Our architecture employs the PatchGAN [32] discriminator, chosen for its effectiveness in generative tasks. Unlike traditional discriminators that assess the authenticity of an entire image, PatchGAN divides the image into smaller

p \times p

patches and evaluates the realism of each patch individually. The size of each patch, p, is chosen to be less than or equal to the height H of the image, ensuring that each patch is reasonably sized to maintain a balance between training efficiency and feature learning. The scores of all patches assigned by the discriminator are then aggregated to determine the overall authenticity of the image. This approach guides the generator in refining its output and encourages the production of high-quality, realistic textures and patterns at the patch level.

◆ **Problems to solve**
1) Do the following statements agree with the PatchGAN passage? Answer yes or no for each, quoting the words of the passage that decide it.
(a) PatchGAN judges the realism of the whole image in a single assessment.
(b) The patch size p may not exceed the image height H.
(c) The discriminator's patch scores are combined to decide the overall authenticity of the image.
2) Reproduce everything in the PatchGAN passage from "Our architecture employs" down to "the patch level.".

◆ **Supplied information**
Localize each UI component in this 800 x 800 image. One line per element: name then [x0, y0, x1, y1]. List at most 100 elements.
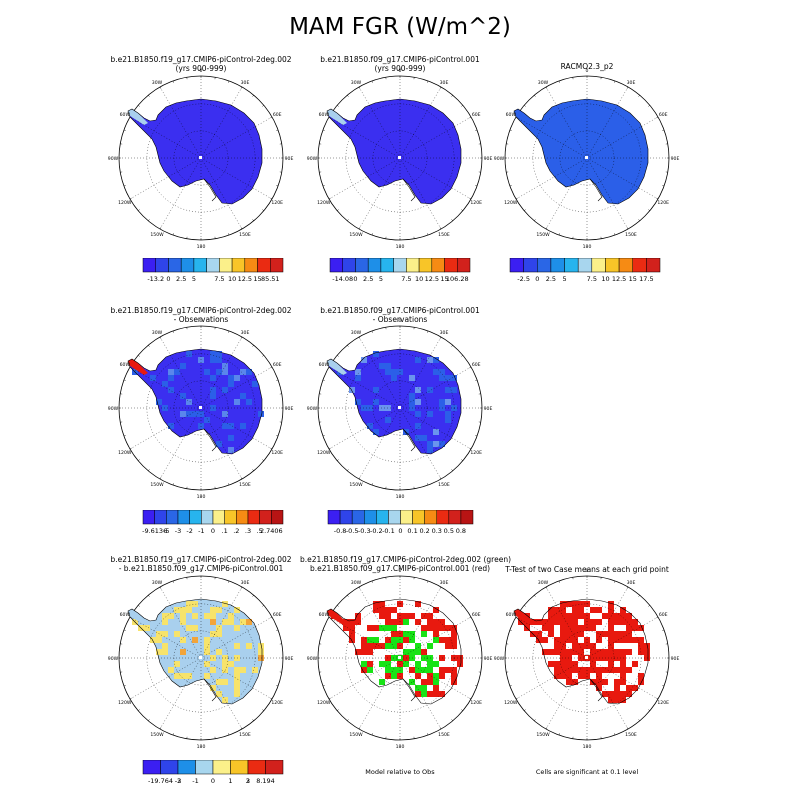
edge-tick: [270, 616, 273, 619]
grid-cell: [252, 667, 258, 673]
peninsula-fill: [327, 609, 347, 625]
colorbar-swatch: [339, 509, 353, 525]
grid-cell: [596, 637, 602, 643]
pole-marker: [199, 406, 202, 409]
edge-tick: [252, 219, 254, 221]
edge-tick: [123, 435, 126, 437]
grid-cell: [379, 679, 385, 685]
colorbar-tick-label: 7.5: [587, 275, 597, 283]
grid-cell: [548, 631, 554, 637]
grid-cell: [373, 607, 379, 613]
grid-cell: [451, 667, 457, 673]
grid-cell: [156, 649, 162, 655]
colorbar-tick-label: .1: [222, 527, 228, 535]
edge-tick: [138, 605, 140, 607]
grid-cell: [379, 363, 385, 369]
grid-cell: [566, 661, 572, 667]
grid-cell: [560, 637, 566, 643]
grid-cell: [433, 619, 439, 625]
grid-cell: [596, 673, 602, 679]
panel-7-title-line-1: b.e21.B1850.f19_g17.CMIP6-piControl-2deg…: [300, 555, 512, 564]
edge-tick: [123, 185, 126, 187]
colorbar-swatch: [224, 509, 237, 525]
grid-cell: [548, 661, 554, 667]
grid-cell: [222, 387, 228, 393]
colorbar-tick-label: 3: [246, 777, 250, 785]
longitude-label: 60W: [319, 612, 330, 618]
grid-cell: [638, 643, 644, 649]
panel-3-title-line-2: RACMO2.3_p2: [560, 62, 614, 71]
colorbar-tick-label: .2: [233, 527, 239, 535]
grid-cell: [258, 649, 264, 655]
grid-cell: [409, 637, 415, 643]
pole-marker: [199, 156, 202, 159]
grid-cell: [614, 649, 620, 655]
edge-tick: [347, 219, 349, 221]
edge-tick: [123, 685, 126, 687]
map-panel-6: 0 30E 60E 90E 120E 150E 180 150W 120W 90W 60W 30W: [106, 563, 296, 753]
edge-tick: [461, 355, 463, 357]
grid-cell: [385, 613, 391, 619]
grid-cell: [204, 417, 210, 423]
edge-tick: [558, 233, 560, 236]
colorbar-tick-label: 5: [562, 275, 566, 283]
longitude-label: 60E: [472, 362, 481, 368]
grid-cell: [204, 643, 210, 649]
polar-map-svg: 0 30E 60E 90E 120E 150E 180 150W 120W 90W 60W 30W: [108, 568, 294, 750]
grid-cell: [566, 601, 572, 607]
longitude-label: 120W: [317, 200, 331, 206]
edge-tick: [626, 727, 629, 730]
coastline: [127, 98, 263, 205]
colorbar-tick-label: -0.1: [382, 527, 395, 535]
grid-cell: [204, 673, 210, 679]
edge-tick: [172, 733, 174, 736]
edge-tick: [322, 185, 325, 187]
grid-cell: [427, 441, 433, 447]
grid-cell: [409, 399, 415, 405]
grid-cell: [150, 375, 156, 381]
colorbar-tick-label: -3: [175, 527, 181, 535]
grid-cell: [415, 649, 421, 655]
grid-cell: [590, 619, 596, 625]
grid-cell: [602, 613, 608, 619]
colorbar-swatch: [236, 509, 249, 525]
colorbar-tick-label: 0.5: [444, 527, 454, 535]
colorbar-swatch: [355, 257, 369, 273]
longitude-label: 60E: [273, 612, 282, 618]
grid-cell: [415, 691, 421, 697]
edge-tick: [626, 86, 629, 89]
edge-tick: [614, 233, 616, 236]
grid-cell: [210, 667, 216, 673]
colorbar-swatch: [550, 257, 565, 273]
edge-tick: [328, 616, 331, 619]
panel-2-title-line-1: b.e21.B1850.f09_g17.CMIP6-piControl.001: [320, 55, 480, 64]
grid-cell: [192, 625, 198, 631]
grid-cell: [572, 679, 578, 685]
edge-tick: [252, 595, 254, 597]
grid-cell: [240, 393, 246, 399]
longitude-label: 120E: [271, 450, 283, 456]
grid-cell: [608, 661, 614, 667]
edge-tick: [228, 733, 230, 736]
grid-cell: [578, 607, 584, 613]
edge-tick: [558, 580, 560, 583]
grid-cell: [385, 661, 391, 667]
grid-cell: [566, 673, 572, 679]
ice-shelf-line: [203, 428, 217, 452]
colorbar-tick-label: 8.194: [256, 777, 275, 785]
grid-cell: [222, 423, 228, 429]
grid-cell: [210, 685, 216, 691]
panel-2-title: b.e21.B1850.f09_g17.CMIP6-piControl.001 …: [300, 55, 500, 73]
colorbar-swatch: [206, 257, 220, 273]
map-panel-2: 0 30E 60E 90E 120E 150E 180 150W 120W 90W 60W 30W: [305, 63, 495, 253]
colorbar-panel-3: -2.5 0 2.5 5 7.5 10 12.5 15 17.5: [500, 257, 670, 290]
colorbar-swatch: [189, 509, 202, 525]
grid-cell: [222, 679, 228, 685]
grid-cell: [234, 679, 240, 685]
colorbar-swatch: [591, 257, 606, 273]
panel-1-title-line-1: b.e21.B1850.f19_g17.CMIP6-piControl-2deg…: [110, 55, 292, 64]
panel-2-title-line-2: (yrs 900-999): [374, 64, 426, 73]
edge-tick: [656, 616, 659, 619]
panel-4-title: b.e21.B1850.f19_g17.CMIP6-piControl-2deg…: [101, 306, 301, 324]
peninsula-fill: [514, 609, 534, 625]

◆ **Outputs in order**
1)
(a) No: "evaluates the realism of each patch individually"
(b) Yes: "The size of each patch, p, is chosen to be less than or equal to the height H of the image"
(c) Yes: "The scores of all patches assigned by the discriminator are then aggregated to determine the overall authenticity of the image"

2)
Our architecture employs the PatchGAN [32] discriminator, chosen for its effectiveness in generative tasks. Unlike traditional discriminators that assess the authenticity of an entire image, PatchGAN divides the image into smaller

p \times p

patches and evaluates the realism of each patch individually. The size of each patch, p, is chosen to be less than or equal to the height H of the image, ensuring that each patch is reasonably sized to maintain a balance between training efficiency and feature learning. The scores of all patches assigned by the discriminator are then aggregated to determine the overall authenticity of the image. This approach guides the generator in refining its output and encourages the production of high-quality, realistic textures and patterns at the patch level.